──────── Entries shown ────────
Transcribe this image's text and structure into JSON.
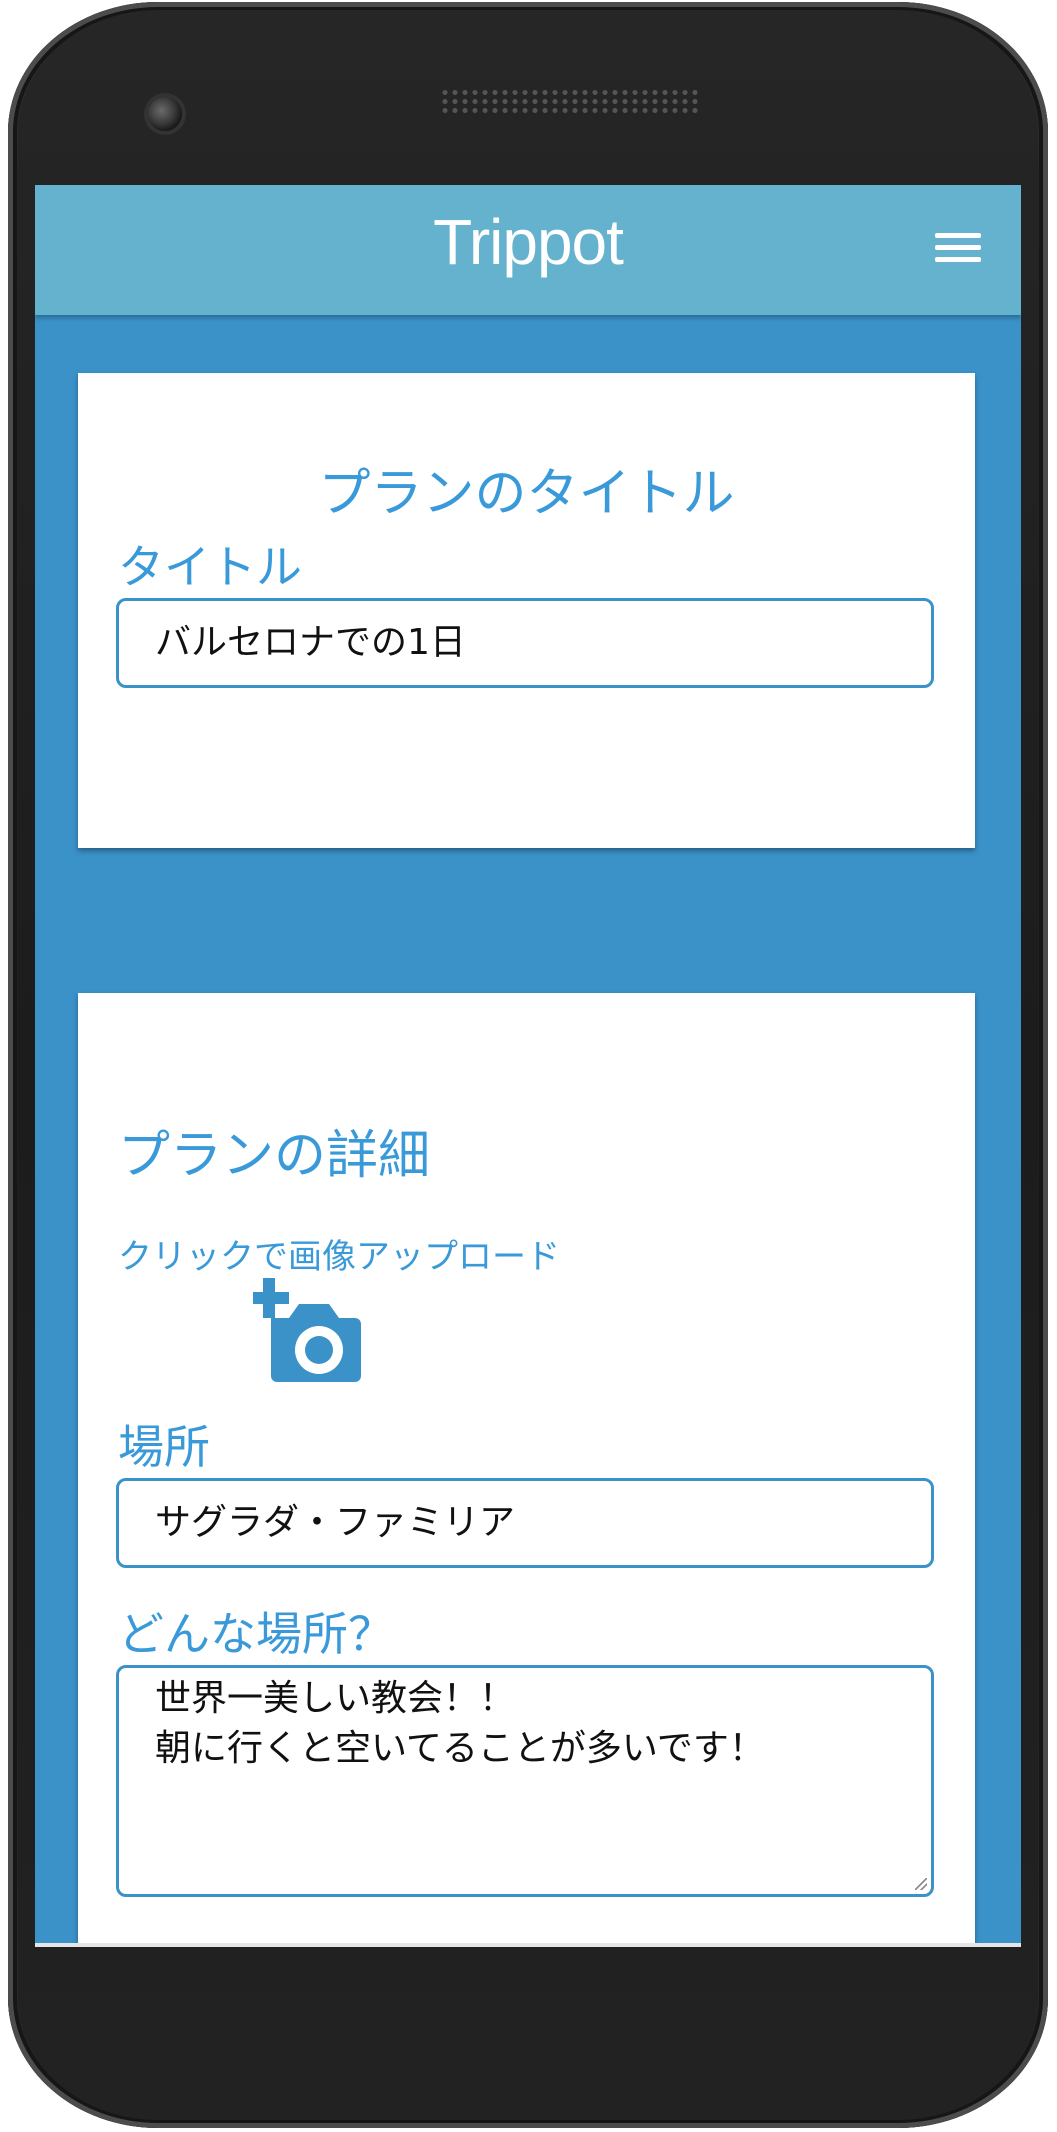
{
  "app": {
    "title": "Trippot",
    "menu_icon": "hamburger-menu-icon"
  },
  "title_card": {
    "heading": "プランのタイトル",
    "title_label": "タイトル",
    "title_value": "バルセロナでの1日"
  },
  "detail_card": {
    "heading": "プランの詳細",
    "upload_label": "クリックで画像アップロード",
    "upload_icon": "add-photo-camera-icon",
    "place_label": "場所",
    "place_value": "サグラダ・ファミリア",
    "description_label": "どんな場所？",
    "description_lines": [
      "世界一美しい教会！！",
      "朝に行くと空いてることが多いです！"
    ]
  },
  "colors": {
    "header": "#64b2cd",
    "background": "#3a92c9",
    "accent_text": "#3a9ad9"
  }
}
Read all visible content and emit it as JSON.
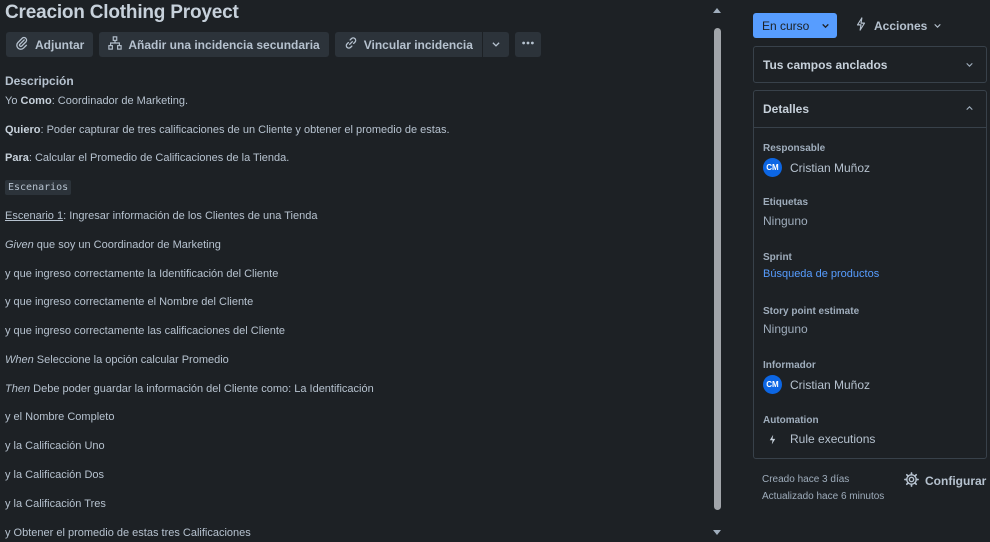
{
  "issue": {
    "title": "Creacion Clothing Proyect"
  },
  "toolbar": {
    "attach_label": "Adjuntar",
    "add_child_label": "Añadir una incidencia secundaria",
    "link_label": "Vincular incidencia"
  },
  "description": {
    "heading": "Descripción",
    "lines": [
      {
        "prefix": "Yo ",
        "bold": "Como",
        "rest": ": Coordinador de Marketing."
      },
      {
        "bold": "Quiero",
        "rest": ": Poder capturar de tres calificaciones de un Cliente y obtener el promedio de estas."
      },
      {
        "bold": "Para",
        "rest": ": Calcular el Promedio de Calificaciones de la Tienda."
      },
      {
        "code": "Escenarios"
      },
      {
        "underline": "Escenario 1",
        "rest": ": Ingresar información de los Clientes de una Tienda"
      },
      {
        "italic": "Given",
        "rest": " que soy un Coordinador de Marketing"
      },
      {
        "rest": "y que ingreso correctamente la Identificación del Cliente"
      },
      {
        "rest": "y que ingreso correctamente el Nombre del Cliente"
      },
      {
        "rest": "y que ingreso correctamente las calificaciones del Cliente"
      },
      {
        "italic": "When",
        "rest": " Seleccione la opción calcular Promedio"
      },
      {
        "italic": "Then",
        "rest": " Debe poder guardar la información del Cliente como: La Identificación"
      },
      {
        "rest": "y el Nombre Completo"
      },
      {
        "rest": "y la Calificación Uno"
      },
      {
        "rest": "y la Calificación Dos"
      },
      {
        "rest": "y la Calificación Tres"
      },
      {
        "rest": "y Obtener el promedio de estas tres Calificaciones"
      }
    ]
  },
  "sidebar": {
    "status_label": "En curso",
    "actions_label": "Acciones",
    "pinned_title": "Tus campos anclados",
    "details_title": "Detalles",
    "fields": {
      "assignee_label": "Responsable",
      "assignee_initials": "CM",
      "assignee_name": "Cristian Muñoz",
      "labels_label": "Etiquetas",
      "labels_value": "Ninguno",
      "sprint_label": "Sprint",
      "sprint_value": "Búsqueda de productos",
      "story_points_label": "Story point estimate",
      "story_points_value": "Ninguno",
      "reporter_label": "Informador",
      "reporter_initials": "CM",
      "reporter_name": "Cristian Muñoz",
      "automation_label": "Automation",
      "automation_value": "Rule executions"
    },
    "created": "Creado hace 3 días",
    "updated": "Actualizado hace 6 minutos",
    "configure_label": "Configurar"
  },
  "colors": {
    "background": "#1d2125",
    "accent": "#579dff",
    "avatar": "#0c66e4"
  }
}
────────
◆ **Short problem**: Output the entries above exactly. Drop the pictures.

◆ **Task result**:
Transcribe this image's text and structure into JSON.
{
  "app": {
    "title": "Trippot",
    "menu_icon": "hamburger-menu-icon"
  },
  "title_card": {
    "heading": "プランのタイトル",
    "title_label": "タイトル",
    "title_value": "バルセロナでの1日"
  },
  "detail_card": {
    "heading": "プランの詳細",
    "upload_label": "クリックで画像アップロード",
    "upload_icon": "add-photo-camera-icon",
    "place_label": "場所",
    "place_value": "サグラダ・ファミリア",
    "description_label": "どんな場所？",
    "description_lines": [
      "世界一美しい教会！！",
      "朝に行くと空いてることが多いです！"
    ]
  },
  "colors": {
    "header": "#64b2cd",
    "background": "#3a92c9",
    "accent_text": "#3a9ad9"
  }
}
Read all visible content and emit it as JSON.
{
  "issue": {
    "title": "Creacion Clothing Proyect"
  },
  "toolbar": {
    "attach_label": "Adjuntar",
    "add_child_label": "Añadir una incidencia secundaria",
    "link_label": "Vincular incidencia"
  },
  "description": {
    "heading": "Descripción",
    "lines": [
      {
        "prefix": "Yo ",
        "bold": "Como",
        "rest": ": Coordinador de Marketing."
      },
      {
        "bold": "Quiero",
        "rest": ": Poder capturar de tres calificaciones de un Cliente y obtener el promedio de estas."
      },
      {
        "bold": "Para",
        "rest": ": Calcular el Promedio de Calificaciones de la Tienda."
      },
      {
        "code": "Escenarios"
      },
      {
        "underline": "Escenario 1",
        "rest": ": Ingresar información de los Clientes de una Tienda"
      },
      {
        "italic": "Given",
        "rest": " que soy un Coordinador de Marketing"
      },
      {
        "rest": "y que ingreso correctamente la Identificación del Cliente"
      },
      {
        "rest": "y que ingreso correctamente el Nombre del Cliente"
      },
      {
        "rest": "y que ingreso correctamente las calificaciones del Cliente"
      },
      {
        "italic": "When",
        "rest": " Seleccione la opción calcular Promedio"
      },
      {
        "italic": "Then",
        "rest": " Debe poder guardar la información del Cliente como: La Identificación"
      },
      {
        "rest": "y el Nombre Completo"
      },
      {
        "rest": "y la Calificación Uno"
      },
      {
        "rest": "y la Calificación Dos"
      },
      {
        "rest": "y la Calificación Tres"
      },
      {
        "rest": "y Obtener el promedio de estas tres Calificaciones"
      }
    ]
  },
  "sidebar": {
    "status_label": "En curso",
    "actions_label": "Acciones",
    "pinned_title": "Tus campos anclados",
    "details_title": "Detalles",
    "fields": {
      "assignee_label": "Responsable",
      "assignee_initials": "CM",
      "assignee_name": "Cristian Muñoz",
      "labels_label": "Etiquetas",
      "labels_value": "Ninguno",
      "sprint_label": "Sprint",
      "sprint_value": "Búsqueda de productos",
      "story_points_label": "Story point estimate",
      "story_points_value": "Ninguno",
      "reporter_label": "Informador",
      "reporter_initials": "CM",
      "reporter_name": "Cristian Muñoz",
      "automation_label": "Automation",
      "automation_value": "Rule executions"
    },
    "created": "Creado hace 3 días",
    "updated": "Actualizado hace 6 minutos",
    "configure_label": "Configurar"
  },
  "colors": {
    "background": "#1d2125",
    "accent": "#579dff",
    "avatar": "#0c66e4"
  }
}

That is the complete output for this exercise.